> Requirements
Below are records. Copy every line with "this" in it.
-- Begin Dataset entries --
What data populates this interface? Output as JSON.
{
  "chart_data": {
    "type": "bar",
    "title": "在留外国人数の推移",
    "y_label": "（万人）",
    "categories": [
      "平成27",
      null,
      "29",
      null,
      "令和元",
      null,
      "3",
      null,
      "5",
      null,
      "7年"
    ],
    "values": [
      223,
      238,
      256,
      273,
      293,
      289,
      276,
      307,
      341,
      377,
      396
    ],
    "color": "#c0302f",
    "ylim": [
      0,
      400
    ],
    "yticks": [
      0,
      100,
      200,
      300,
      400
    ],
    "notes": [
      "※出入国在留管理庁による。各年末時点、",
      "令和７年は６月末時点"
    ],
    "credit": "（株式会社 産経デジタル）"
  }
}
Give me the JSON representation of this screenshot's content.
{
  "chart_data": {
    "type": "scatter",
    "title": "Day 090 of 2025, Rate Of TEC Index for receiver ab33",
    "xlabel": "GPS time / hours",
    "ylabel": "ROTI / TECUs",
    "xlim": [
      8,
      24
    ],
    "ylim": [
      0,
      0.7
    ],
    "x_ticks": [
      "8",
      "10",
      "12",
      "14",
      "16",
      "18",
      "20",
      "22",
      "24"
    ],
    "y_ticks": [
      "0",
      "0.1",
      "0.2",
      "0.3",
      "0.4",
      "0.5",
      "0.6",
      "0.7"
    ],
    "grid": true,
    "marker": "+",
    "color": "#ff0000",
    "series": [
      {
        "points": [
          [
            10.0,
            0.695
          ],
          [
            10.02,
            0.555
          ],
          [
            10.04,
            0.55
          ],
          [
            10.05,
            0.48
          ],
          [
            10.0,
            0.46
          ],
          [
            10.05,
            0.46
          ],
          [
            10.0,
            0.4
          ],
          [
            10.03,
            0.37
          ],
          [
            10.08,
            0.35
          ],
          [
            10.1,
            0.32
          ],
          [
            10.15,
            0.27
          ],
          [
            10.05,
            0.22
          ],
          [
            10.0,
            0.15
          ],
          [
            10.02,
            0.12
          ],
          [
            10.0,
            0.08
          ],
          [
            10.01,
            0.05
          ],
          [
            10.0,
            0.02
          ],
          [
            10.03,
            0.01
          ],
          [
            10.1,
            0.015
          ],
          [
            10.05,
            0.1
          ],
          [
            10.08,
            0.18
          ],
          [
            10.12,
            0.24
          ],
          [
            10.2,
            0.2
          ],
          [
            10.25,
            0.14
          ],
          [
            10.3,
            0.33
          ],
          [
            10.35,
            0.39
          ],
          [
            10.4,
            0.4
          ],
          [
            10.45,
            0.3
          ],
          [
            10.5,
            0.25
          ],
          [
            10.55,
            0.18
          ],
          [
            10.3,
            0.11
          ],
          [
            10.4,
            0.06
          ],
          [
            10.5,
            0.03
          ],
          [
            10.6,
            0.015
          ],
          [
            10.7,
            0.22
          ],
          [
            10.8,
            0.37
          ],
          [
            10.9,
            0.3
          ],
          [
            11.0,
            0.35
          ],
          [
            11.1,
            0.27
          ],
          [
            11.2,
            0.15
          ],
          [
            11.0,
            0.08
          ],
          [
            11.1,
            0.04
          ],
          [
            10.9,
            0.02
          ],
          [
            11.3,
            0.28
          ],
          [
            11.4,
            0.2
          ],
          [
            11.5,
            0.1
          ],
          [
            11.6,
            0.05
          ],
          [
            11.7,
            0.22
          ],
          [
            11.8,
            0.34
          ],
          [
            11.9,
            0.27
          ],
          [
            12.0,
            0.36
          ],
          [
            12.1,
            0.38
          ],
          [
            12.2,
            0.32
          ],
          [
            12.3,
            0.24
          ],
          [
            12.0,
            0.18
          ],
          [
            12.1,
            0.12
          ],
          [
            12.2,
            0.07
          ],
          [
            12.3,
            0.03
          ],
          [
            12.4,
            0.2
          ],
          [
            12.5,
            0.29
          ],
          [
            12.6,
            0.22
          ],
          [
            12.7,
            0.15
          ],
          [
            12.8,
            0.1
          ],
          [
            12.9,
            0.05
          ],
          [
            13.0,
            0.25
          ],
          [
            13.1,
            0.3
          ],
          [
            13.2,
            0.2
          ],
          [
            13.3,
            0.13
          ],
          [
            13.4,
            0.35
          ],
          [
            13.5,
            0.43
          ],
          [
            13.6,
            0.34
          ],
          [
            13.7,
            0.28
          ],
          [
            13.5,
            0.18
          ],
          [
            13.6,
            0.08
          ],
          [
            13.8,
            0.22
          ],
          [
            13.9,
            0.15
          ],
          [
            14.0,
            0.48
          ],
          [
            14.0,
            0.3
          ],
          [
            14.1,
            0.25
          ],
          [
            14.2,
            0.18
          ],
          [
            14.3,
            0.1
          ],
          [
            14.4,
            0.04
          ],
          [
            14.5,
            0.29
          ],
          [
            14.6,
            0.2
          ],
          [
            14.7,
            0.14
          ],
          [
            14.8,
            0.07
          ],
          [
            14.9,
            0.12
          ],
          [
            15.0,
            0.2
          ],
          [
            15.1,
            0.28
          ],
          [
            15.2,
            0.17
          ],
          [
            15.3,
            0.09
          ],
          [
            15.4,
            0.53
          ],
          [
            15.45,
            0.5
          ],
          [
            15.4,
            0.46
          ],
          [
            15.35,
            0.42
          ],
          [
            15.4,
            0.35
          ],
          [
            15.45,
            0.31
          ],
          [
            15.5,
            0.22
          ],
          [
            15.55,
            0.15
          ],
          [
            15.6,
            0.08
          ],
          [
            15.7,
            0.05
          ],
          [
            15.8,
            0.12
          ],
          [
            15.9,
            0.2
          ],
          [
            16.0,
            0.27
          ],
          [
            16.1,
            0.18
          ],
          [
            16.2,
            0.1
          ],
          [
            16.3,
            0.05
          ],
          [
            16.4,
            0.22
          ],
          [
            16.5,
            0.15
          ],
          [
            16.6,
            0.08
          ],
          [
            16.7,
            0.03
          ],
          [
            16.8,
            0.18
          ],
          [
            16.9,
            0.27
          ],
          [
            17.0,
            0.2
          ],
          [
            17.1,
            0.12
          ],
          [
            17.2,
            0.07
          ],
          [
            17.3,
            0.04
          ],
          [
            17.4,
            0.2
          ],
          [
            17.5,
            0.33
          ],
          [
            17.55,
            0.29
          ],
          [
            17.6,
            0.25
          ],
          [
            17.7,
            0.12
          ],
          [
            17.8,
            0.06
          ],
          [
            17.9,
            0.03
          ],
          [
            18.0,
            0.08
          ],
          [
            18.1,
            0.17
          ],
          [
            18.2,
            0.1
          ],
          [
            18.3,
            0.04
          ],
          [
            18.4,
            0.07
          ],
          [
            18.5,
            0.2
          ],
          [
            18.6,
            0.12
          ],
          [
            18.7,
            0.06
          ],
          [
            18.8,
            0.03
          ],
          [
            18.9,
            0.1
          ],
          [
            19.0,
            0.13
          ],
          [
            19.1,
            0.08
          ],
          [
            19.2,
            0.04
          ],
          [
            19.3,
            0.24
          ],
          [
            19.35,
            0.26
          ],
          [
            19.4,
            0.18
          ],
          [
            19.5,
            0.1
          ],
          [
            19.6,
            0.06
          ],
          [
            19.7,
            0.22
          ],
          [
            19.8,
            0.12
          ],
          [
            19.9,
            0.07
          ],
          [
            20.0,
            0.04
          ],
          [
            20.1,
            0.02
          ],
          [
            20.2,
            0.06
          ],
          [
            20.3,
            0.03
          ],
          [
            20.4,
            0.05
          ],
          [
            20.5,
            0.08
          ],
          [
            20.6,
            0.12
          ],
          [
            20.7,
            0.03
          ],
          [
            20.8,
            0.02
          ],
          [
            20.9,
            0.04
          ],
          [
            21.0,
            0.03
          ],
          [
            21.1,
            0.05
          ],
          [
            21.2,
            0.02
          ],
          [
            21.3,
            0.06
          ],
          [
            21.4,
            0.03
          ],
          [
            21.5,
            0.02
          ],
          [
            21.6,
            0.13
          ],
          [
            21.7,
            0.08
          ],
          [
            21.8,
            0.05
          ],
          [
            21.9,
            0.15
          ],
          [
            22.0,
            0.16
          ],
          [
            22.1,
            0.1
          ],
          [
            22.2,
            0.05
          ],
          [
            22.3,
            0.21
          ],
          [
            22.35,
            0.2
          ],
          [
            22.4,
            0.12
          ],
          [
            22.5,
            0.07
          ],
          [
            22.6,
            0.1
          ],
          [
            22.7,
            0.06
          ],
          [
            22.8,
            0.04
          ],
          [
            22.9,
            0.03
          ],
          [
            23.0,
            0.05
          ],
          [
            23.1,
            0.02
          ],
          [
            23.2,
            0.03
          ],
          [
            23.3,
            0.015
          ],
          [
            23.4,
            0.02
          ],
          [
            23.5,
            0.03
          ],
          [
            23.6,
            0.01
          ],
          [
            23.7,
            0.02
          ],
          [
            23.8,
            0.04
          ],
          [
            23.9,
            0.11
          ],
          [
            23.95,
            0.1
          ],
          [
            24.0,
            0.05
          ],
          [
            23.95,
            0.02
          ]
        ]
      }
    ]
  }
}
-- End Dataset entries --
> Task answer
What data populates this interface? Output as JSON.
Give me the JSON representation of this screenshot's content.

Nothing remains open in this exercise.